— Exercise task —
Transcribe the lines below word for word, starting with the line that contains "tab-mbd-dimensions[interactable]: MBD Dimensions" and going on through the line that contains "graphics-viewport[interactable]: ▾ ▾".

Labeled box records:
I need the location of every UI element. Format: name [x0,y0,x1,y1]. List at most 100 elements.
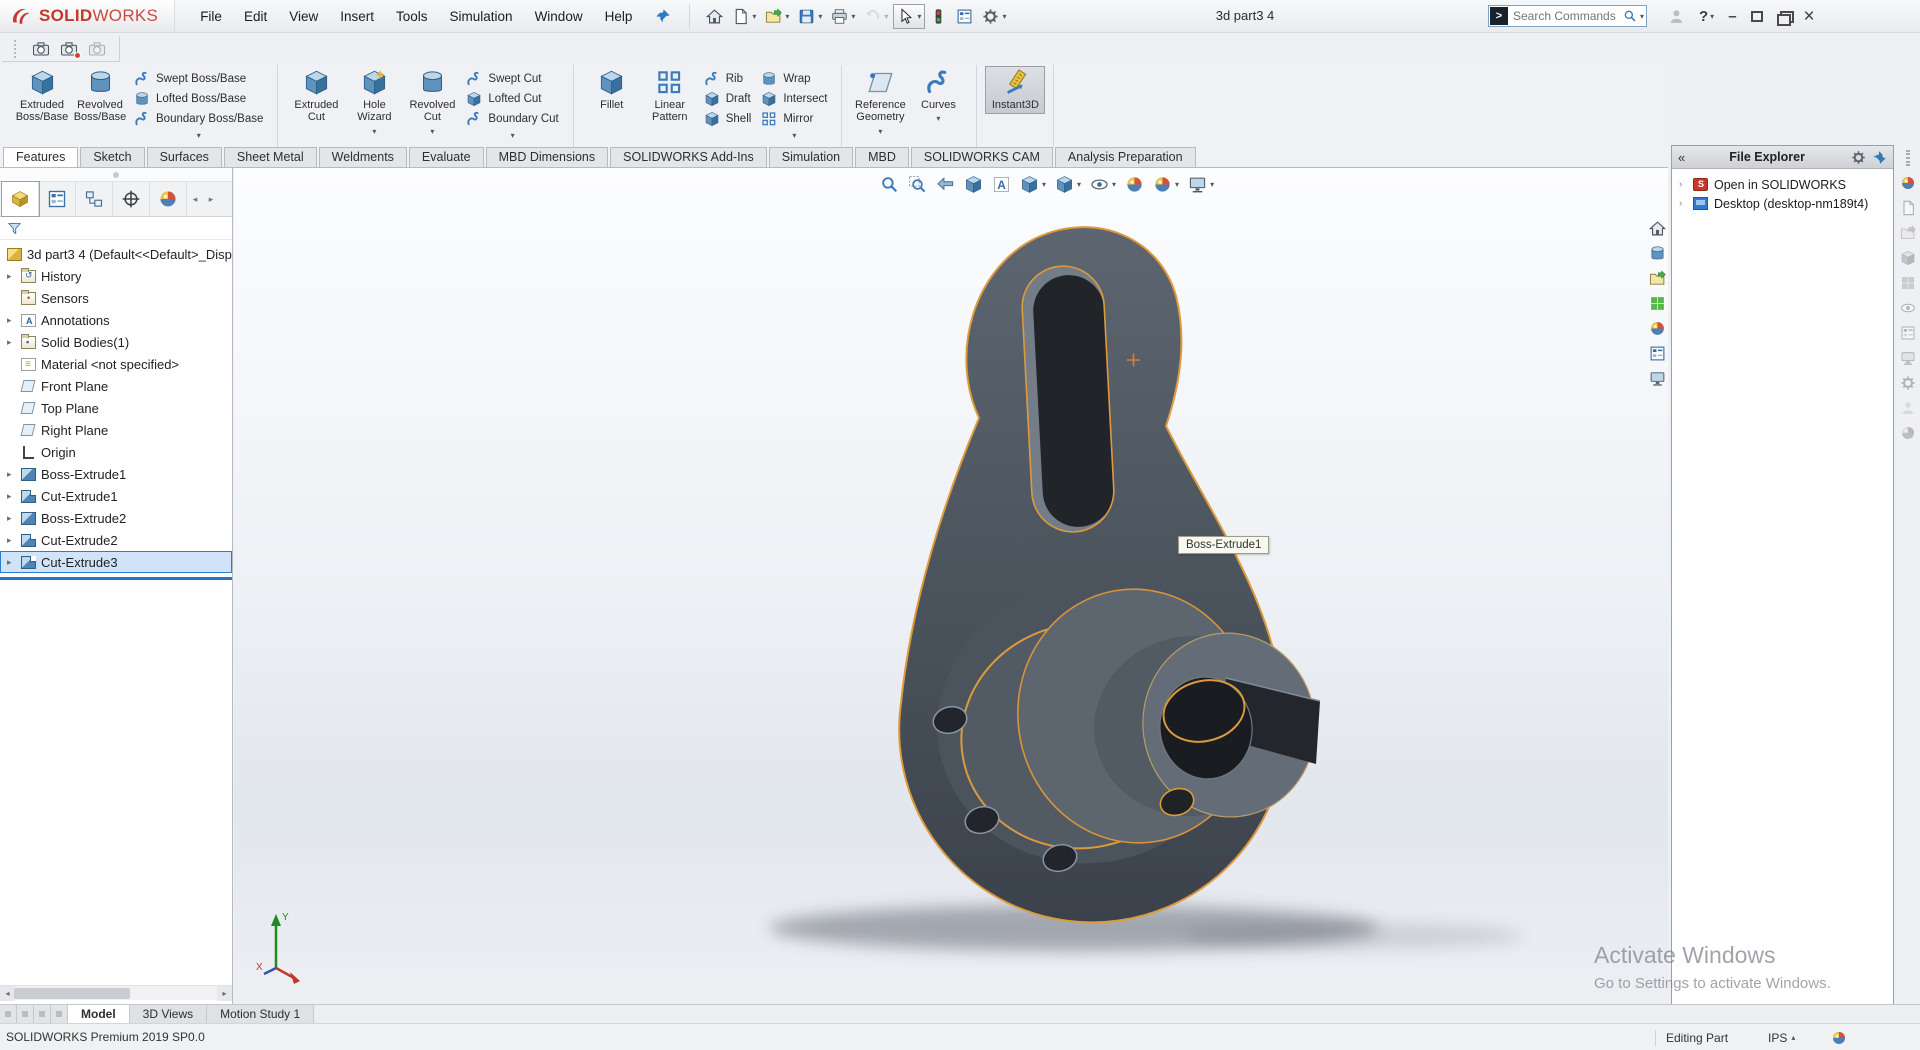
tab-mbd-dimensions[interactable]: MBD Dimensions [485,147,609,167]
design-library-icon[interactable] [1649,245,1666,262]
scroll-left-icon[interactable]: ◂ [0,985,15,1001]
tab-mbd[interactable]: MBD [855,147,909,167]
dropdown-caret[interactable]: ▾ [1112,180,1116,189]
linear-pattern-button[interactable]: Linear Pattern [641,67,699,126]
tab-surfaces[interactable]: Surfaces [146,147,222,167]
user-profile-icon[interactable] [1668,8,1685,25]
pane-split-control[interactable] [17,1005,34,1023]
expand-arrow-icon[interactable]: ▸ [7,557,16,568]
dropdown-caret[interactable]: ▾ [884,12,888,21]
menu-window[interactable]: Window [524,4,594,29]
dropdown-caret[interactable]: ▾ [1002,12,1006,21]
view-settings-icon[interactable]: ▾ [1187,173,1215,196]
tab-evaluate[interactable]: Evaluate [408,147,484,167]
minimize-button[interactable]: – [1728,8,1736,25]
units-caret-icon[interactable]: ▴ [1791,1033,1795,1042]
tab-simulation[interactable]: Simulation [768,147,854,167]
collapse-panel-icon[interactable]: « [1678,150,1685,165]
options-gear-icon[interactable]: ▾ [978,4,1010,29]
pane-split-control[interactable] [51,1005,68,1023]
revolved-cut-button[interactable]: Revolved Cut ▾ [403,67,461,139]
tree-item[interactable]: ▸ Top Plane [0,397,232,419]
tab-motion-study-1[interactable]: Motion Study 1 [207,1005,315,1023]
tree-filter-bar[interactable] [0,217,232,240]
tree-item[interactable]: ▸ Front Plane [0,375,232,397]
document-icon[interactable] [1900,200,1916,216]
tree-item[interactable]: ▸ Cut-Extrude2 [0,529,232,551]
extruded-boss-base-button[interactable]: Extruded Boss/Base [13,67,71,126]
preview-monitor-icon[interactable] [1649,370,1666,387]
intersect-button[interactable]: Intersect [756,89,832,109]
dropdown-caret[interactable]: ▾ [1042,180,1046,189]
panel-options-gear-icon[interactable] [1851,150,1866,165]
boundary-boss-base-button[interactable]: Boundary Boss/Base [129,109,268,129]
eye-icon[interactable] [1900,300,1916,316]
folder-icon[interactable] [1900,225,1916,241]
dropdown-caret[interactable]: ▾ [851,12,855,21]
open-in-solidworks-item[interactable]: › Open in SOLIDWORKS [1672,175,1893,194]
select-cursor-icon[interactable]: ▾ [893,3,926,29]
graphics-viewport[interactable]: ▾ ▾ ▾ ▾ ▾ ▾ ▾ ▾ ▾ ▾ ▾ Boss-Extrude1 X Y [234,168,1668,1004]
previous-view-icon[interactable]: ▾ [935,173,956,196]
tree-item[interactable]: ▸ Sensors [0,287,232,309]
search-icon[interactable] [1623,9,1637,23]
tab-solidworks-add-ins[interactable]: SOLIDWORKS Add-Ins [610,147,767,167]
panel-pin-icon[interactable] [1872,150,1887,165]
annotation-views-icon[interactable]: ▾ [991,173,1012,196]
expand-arrow-icon[interactable]: ▸ [7,491,16,502]
restore-button[interactable] [1750,11,1763,22]
save-icon[interactable]: ▾ [794,4,826,29]
search-input[interactable] [1509,9,1623,23]
dropdown-caret[interactable]: ▾ [878,127,882,137]
dropdown-caret[interactable]: ▾ [511,131,515,140]
dropdown-caret[interactable]: ▾ [792,131,796,140]
revolved-boss-base-button[interactable]: Revolved Boss/Base [71,67,129,126]
pin-menu-icon[interactable] [653,6,673,26]
dropdown-caret[interactable]: ▾ [752,12,756,21]
file-explorer-icon[interactable] [1649,270,1666,287]
units-selector[interactable]: IPS [1768,1031,1787,1045]
user-icon[interactable] [1900,400,1916,416]
dropdown-caret[interactable]: ▾ [818,12,822,21]
pane-split-control[interactable] [34,1005,51,1023]
dropdown-caret[interactable]: ▾ [917,12,921,21]
tree-item[interactable]: ▸ Cut-Extrude3 [0,551,232,573]
close-button[interactable]: × [1804,7,1815,26]
tab-weldments[interactable]: Weldments [318,147,407,167]
tree-item[interactable]: ▸ Right Plane [0,419,232,441]
gear-icon[interactable] [1900,375,1916,391]
expand-chevron-icon[interactable]: › [1679,198,1687,209]
open-file-icon[interactable]: ▾ [761,4,793,29]
section-view-icon[interactable]: ▾ [963,173,984,196]
list-icon[interactable] [1900,325,1916,341]
display-style-icon[interactable]: ▾ [1054,173,1082,196]
edit-appearance-icon[interactable]: ▾ [1124,173,1145,196]
menu-help[interactable]: Help [594,4,644,29]
dropdown-caret[interactable]: ▾ [1210,180,1214,189]
new-file-icon[interactable]: ▾ [728,4,760,29]
solidworks-resources-icon[interactable] [1649,220,1666,237]
displaymanager-tab[interactable] [150,182,187,216]
expand-arrow-icon[interactable]: ▸ [7,513,16,524]
appearances-scenes-icon[interactable] [1649,320,1666,337]
scrollbar-thumb[interactable] [14,988,130,999]
configurationmanager-tab[interactable] [76,182,113,216]
expand-chevron-icon[interactable]: › [1679,179,1687,190]
rollback-bar[interactable] [0,577,232,580]
expand-arrow-icon[interactable]: ▸ [7,535,16,546]
menu-simulation[interactable]: Simulation [439,4,524,29]
fillet-button[interactable]: Fillet [583,67,641,113]
scroll-right-icon[interactable]: ▸ [217,985,232,1001]
view-orientation-icon[interactable]: ▾ [1019,173,1047,196]
curves-button[interactable]: Curves ▾ [909,67,967,126]
zoom-to-fit-icon[interactable]: ▾ [879,173,900,196]
home-icon[interactable]: ▾ [702,4,727,29]
reference-geometry-button[interactable]: Reference Geometry ▾ [851,67,909,139]
horizontal-scrollbar[interactable]: ◂ ▸ [0,985,232,1001]
menu-insert[interactable]: Insert [329,4,385,29]
search-caret[interactable]: ▾ [1640,12,1644,21]
grid-icon[interactable] [1900,275,1916,291]
expand-arrow-icon[interactable]: ▸ [7,271,16,282]
dropdown-caret[interactable]: ▾ [785,12,789,21]
help-icon[interactable]: ? ▾ [1699,8,1714,25]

— Reply —
tab-mbd-dimensions[interactable]: MBD Dimensions [485,147,609,167]
design-library-icon[interactable] [1649,245,1666,262]
scroll-left-icon[interactable]: ◂ [0,985,15,1001]
tab-mbd[interactable]: MBD [855,147,909,167]
dropdown-caret[interactable]: ▾ [1112,180,1116,189]
linear-pattern-button[interactable]: Linear Pattern [641,67,699,126]
tab-surfaces[interactable]: Surfaces [146,147,222,167]
user-profile-icon[interactable] [1668,8,1685,25]
pane-split-control[interactable] [17,1005,34,1023]
expand-arrow-icon[interactable]: ▸ [7,557,16,568]
dropdown-caret[interactable]: ▾ [884,12,888,21]
menu-window[interactable]: Window [524,4,594,29]
dropdown-caret[interactable]: ▾ [1002,12,1006,21]
view-settings-icon[interactable]: ▾ [1187,173,1215,196]
tab-evaluate[interactable]: Evaluate [408,147,484,167]
minimize-button[interactable]: – [1728,8,1736,25]
units-caret-icon[interactable]: ▴ [1791,1033,1795,1042]
tab-simulation[interactable]: Simulation [768,147,854,167]
collapse-panel-icon[interactable]: « [1678,150,1685,165]
options-gear-icon[interactable]: ▾ [978,4,1010,29]
pane-split-control[interactable] [51,1005,68,1023]
revolved-cut-button[interactable]: Revolved Cut ▾ [403,67,461,139]
tree-item[interactable]: ▸ Top Plane [0,397,232,419]
tab-motion-study-1[interactable]: Motion Study 1 [207,1005,315,1023]
tree-filter-bar[interactable] [0,217,232,240]
tree-item[interactable]: ▸ Front Plane [0,375,232,397]
document-icon[interactable] [1900,200,1916,216]
tree-item[interactable]: ▸ Cut-Extrude2 [0,529,232,551]
extruded-boss-base-button[interactable]: Extruded Boss/Base [13,67,71,126]
preview-monitor-icon[interactable] [1649,370,1666,387]
intersect-button[interactable]: Intersect [756,89,832,109]
dropdown-caret[interactable]: ▾ [1042,180,1046,189]
panel-options-gear-icon[interactable] [1851,150,1866,165]
boundary-boss-base-button[interactable]: Boundary Boss/Base [129,109,268,129]
eye-icon[interactable] [1900,300,1916,316]
folder-icon[interactable] [1900,225,1916,241]
dropdown-caret[interactable]: ▾ [851,12,855,21]
open-in-solidworks-item[interactable]: › Open in SOLIDWORKS [1672,175,1893,194]
select-cursor-icon[interactable]: ▾ [893,3,926,29]
graphics-viewport[interactable]: ▾ ▾ ▾ ▾ ▾ ▾ ▾ ▾ ▾ ▾ ▾ Boss-Extrude1 X Y [234,168,1668,1004]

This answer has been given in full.